-- begin The input --

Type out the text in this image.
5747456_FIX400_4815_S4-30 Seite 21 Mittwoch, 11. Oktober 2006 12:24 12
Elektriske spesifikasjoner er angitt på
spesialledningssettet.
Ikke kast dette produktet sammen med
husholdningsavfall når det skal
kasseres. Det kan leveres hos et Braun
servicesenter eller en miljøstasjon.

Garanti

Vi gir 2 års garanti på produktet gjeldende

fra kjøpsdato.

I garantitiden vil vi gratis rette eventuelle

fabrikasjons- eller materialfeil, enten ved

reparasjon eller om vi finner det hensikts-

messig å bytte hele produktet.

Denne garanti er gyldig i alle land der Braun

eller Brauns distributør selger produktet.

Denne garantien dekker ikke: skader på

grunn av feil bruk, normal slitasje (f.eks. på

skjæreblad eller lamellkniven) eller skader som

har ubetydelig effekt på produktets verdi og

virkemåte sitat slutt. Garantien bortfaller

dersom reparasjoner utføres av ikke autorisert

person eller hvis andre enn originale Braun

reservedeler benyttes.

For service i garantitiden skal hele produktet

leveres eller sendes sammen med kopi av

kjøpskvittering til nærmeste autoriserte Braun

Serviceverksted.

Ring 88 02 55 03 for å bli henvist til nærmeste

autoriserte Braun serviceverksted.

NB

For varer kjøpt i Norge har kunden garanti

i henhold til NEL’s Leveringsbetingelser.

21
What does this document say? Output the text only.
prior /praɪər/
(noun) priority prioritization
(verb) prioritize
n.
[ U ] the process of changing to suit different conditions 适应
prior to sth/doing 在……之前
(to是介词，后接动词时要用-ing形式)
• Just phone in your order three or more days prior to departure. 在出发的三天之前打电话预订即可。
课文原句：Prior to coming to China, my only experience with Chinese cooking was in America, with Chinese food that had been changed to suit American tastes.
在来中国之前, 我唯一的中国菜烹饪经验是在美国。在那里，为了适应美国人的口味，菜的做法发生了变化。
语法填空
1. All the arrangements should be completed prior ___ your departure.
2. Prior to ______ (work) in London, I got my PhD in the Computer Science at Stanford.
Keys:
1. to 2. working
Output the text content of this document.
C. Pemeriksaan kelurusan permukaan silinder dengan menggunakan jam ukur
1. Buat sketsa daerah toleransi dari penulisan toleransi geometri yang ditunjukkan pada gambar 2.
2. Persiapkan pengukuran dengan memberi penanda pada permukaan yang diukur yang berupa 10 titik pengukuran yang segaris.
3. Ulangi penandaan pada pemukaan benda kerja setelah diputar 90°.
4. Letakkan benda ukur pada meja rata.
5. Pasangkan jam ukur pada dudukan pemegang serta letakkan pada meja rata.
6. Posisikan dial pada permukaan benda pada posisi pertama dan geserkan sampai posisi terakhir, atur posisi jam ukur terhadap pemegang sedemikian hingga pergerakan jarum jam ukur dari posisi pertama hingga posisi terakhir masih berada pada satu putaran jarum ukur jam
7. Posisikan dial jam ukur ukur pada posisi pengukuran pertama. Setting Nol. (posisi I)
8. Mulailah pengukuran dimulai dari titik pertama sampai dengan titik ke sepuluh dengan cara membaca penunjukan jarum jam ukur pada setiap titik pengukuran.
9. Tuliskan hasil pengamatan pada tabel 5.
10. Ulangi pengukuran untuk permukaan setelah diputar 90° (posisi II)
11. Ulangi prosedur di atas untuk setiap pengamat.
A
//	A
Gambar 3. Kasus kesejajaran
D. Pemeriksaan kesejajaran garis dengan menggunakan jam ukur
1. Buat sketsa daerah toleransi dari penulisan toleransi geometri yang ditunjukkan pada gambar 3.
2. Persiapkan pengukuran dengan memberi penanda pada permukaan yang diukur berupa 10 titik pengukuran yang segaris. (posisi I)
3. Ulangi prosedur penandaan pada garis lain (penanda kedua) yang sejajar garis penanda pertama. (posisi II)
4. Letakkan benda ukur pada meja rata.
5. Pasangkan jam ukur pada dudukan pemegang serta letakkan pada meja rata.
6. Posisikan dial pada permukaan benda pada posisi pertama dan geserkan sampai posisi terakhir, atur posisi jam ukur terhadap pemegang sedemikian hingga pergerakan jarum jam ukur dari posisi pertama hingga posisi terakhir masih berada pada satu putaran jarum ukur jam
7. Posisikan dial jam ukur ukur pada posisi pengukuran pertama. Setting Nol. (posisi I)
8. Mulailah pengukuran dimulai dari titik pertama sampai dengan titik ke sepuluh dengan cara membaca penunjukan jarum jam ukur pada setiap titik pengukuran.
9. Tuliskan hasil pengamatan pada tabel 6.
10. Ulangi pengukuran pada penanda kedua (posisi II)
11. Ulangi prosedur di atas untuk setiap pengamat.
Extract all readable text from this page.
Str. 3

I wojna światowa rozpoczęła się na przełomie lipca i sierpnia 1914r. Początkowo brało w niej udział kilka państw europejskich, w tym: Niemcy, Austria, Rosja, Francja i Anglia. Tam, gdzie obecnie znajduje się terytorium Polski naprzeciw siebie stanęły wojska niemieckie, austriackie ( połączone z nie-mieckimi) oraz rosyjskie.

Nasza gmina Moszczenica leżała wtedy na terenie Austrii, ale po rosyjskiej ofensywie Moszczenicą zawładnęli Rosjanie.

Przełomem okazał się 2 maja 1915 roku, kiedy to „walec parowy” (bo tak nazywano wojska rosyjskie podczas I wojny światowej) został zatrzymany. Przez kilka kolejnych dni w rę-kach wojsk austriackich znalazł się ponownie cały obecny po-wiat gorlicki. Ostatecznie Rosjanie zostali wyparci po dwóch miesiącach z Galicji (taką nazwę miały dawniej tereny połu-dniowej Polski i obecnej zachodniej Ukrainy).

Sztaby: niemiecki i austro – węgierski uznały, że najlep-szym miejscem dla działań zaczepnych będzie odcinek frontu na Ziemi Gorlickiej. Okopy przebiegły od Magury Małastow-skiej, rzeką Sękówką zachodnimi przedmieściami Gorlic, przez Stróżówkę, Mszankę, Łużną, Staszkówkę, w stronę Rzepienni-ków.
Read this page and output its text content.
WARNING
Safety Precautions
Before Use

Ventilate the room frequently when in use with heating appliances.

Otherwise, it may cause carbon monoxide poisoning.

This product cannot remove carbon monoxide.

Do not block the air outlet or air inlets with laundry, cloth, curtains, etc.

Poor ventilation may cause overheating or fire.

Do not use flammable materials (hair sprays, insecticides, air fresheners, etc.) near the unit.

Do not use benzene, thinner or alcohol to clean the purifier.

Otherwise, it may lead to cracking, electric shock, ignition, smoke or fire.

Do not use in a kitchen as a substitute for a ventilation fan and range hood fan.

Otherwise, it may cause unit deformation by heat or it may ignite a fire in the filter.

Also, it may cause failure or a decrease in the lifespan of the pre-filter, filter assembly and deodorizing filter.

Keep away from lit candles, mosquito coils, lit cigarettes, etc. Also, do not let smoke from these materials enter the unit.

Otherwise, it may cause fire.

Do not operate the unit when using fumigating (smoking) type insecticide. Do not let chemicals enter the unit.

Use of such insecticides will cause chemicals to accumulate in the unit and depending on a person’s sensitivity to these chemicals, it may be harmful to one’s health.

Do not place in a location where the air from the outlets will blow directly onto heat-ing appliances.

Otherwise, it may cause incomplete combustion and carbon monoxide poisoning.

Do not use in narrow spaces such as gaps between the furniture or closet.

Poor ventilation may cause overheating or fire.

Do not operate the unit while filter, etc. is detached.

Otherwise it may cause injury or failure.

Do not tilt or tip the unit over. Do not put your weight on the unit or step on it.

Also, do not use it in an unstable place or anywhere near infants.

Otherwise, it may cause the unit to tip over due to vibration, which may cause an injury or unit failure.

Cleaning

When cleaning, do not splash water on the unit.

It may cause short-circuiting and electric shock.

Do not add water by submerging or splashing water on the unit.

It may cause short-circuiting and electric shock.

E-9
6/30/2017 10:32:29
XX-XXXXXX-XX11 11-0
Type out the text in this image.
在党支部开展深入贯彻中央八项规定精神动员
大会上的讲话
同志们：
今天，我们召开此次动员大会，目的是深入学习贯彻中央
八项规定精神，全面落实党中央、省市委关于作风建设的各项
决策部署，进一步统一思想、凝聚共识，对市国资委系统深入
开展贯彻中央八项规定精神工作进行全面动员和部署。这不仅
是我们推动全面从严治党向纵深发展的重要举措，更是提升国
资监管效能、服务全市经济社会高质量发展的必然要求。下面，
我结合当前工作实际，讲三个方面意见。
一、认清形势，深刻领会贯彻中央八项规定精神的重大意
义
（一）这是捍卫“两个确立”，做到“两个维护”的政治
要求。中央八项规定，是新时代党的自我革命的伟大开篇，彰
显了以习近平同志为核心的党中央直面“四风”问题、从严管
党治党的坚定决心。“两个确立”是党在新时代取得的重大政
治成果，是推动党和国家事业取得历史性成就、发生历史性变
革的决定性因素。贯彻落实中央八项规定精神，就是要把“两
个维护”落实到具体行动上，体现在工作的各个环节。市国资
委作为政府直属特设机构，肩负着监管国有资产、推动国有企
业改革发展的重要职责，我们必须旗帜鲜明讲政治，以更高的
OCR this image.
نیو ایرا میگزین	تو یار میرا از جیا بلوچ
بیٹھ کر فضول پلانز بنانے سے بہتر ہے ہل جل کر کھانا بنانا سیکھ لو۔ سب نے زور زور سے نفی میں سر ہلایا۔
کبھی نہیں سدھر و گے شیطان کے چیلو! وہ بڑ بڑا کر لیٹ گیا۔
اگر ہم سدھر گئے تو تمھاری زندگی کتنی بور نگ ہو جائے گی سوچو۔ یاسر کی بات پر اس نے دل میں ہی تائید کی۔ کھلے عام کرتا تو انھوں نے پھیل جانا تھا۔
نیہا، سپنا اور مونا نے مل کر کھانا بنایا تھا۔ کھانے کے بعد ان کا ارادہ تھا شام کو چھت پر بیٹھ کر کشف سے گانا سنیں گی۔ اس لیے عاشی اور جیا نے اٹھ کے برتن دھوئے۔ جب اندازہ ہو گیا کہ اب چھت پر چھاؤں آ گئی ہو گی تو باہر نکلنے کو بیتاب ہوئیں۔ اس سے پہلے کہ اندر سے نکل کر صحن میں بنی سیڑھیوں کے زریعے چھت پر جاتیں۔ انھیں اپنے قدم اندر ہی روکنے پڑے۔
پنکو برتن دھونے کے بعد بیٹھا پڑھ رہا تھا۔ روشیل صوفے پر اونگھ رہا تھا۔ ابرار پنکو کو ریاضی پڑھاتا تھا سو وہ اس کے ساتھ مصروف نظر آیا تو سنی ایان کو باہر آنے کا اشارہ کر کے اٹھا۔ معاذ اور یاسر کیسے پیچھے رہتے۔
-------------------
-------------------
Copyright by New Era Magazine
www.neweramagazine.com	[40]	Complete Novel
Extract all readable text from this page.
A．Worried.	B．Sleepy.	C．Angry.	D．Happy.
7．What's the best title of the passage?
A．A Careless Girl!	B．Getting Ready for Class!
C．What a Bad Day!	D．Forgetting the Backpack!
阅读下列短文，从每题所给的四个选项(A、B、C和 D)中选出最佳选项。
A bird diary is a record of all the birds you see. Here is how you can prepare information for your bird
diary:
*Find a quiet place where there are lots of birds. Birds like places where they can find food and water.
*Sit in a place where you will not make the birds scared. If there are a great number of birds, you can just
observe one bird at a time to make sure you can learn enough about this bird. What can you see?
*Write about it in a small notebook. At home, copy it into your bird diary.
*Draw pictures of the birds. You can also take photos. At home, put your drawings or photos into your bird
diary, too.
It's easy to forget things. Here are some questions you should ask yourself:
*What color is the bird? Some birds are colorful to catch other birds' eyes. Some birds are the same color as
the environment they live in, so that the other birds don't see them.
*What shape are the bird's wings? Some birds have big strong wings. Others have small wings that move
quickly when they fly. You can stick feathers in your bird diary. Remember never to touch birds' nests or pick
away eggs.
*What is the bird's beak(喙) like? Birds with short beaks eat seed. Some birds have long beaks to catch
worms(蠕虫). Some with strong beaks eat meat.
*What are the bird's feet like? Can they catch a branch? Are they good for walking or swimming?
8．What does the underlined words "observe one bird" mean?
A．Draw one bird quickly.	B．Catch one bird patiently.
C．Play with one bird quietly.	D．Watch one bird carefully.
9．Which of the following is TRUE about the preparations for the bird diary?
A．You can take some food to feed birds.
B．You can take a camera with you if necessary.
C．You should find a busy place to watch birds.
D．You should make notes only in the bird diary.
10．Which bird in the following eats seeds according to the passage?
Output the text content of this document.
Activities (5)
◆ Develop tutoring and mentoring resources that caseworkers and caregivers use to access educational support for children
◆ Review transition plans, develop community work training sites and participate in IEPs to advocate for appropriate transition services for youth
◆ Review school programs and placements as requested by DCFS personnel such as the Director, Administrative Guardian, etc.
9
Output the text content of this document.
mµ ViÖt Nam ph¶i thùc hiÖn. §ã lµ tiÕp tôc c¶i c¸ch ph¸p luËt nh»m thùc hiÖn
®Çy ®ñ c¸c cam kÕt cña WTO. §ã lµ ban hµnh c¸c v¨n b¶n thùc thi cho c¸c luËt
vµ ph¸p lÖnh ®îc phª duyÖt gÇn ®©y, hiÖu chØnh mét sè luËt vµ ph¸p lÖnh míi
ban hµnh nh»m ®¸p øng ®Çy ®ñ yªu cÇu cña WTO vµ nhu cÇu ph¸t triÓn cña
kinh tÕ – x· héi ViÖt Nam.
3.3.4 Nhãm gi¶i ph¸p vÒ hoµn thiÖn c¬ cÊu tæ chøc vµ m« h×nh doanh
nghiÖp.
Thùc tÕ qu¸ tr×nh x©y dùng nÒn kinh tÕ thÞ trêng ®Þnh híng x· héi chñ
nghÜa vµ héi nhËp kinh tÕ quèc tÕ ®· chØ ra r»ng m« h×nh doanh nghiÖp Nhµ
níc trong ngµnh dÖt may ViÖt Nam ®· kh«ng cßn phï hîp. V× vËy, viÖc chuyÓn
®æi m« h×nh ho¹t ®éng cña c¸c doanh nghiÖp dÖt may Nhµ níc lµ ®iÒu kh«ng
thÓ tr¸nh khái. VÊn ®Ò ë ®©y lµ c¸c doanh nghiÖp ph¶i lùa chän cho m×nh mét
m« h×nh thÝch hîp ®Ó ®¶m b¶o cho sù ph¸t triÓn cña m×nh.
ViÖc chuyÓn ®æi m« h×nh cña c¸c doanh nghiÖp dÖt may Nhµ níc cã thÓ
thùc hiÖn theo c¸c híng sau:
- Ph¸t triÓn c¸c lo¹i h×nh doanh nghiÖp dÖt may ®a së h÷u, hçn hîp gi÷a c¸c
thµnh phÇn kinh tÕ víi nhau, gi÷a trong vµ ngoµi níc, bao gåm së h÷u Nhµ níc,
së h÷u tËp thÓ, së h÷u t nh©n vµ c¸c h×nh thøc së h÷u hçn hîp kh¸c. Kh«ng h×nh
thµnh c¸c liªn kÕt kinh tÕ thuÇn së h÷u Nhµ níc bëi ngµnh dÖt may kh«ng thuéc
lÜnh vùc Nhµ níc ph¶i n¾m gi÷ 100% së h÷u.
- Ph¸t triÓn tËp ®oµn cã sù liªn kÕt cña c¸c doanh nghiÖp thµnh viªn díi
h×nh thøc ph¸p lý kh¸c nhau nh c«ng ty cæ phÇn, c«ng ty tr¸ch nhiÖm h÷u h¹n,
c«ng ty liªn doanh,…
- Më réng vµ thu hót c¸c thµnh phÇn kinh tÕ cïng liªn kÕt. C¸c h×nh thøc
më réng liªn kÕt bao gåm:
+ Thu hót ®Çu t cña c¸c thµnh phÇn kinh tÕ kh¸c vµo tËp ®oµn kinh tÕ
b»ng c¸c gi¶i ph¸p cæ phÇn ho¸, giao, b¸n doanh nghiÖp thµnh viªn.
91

-- end The input --

• [To do] Look through the entries above; copy each line where the string "quickly" appears.

• [Answer in full]
quickly when they fly. You can stick feathers in your bird diary. Remember never to touch birds' nests or pick
A．Draw one bird quickly.	B．Catch one bird patiently.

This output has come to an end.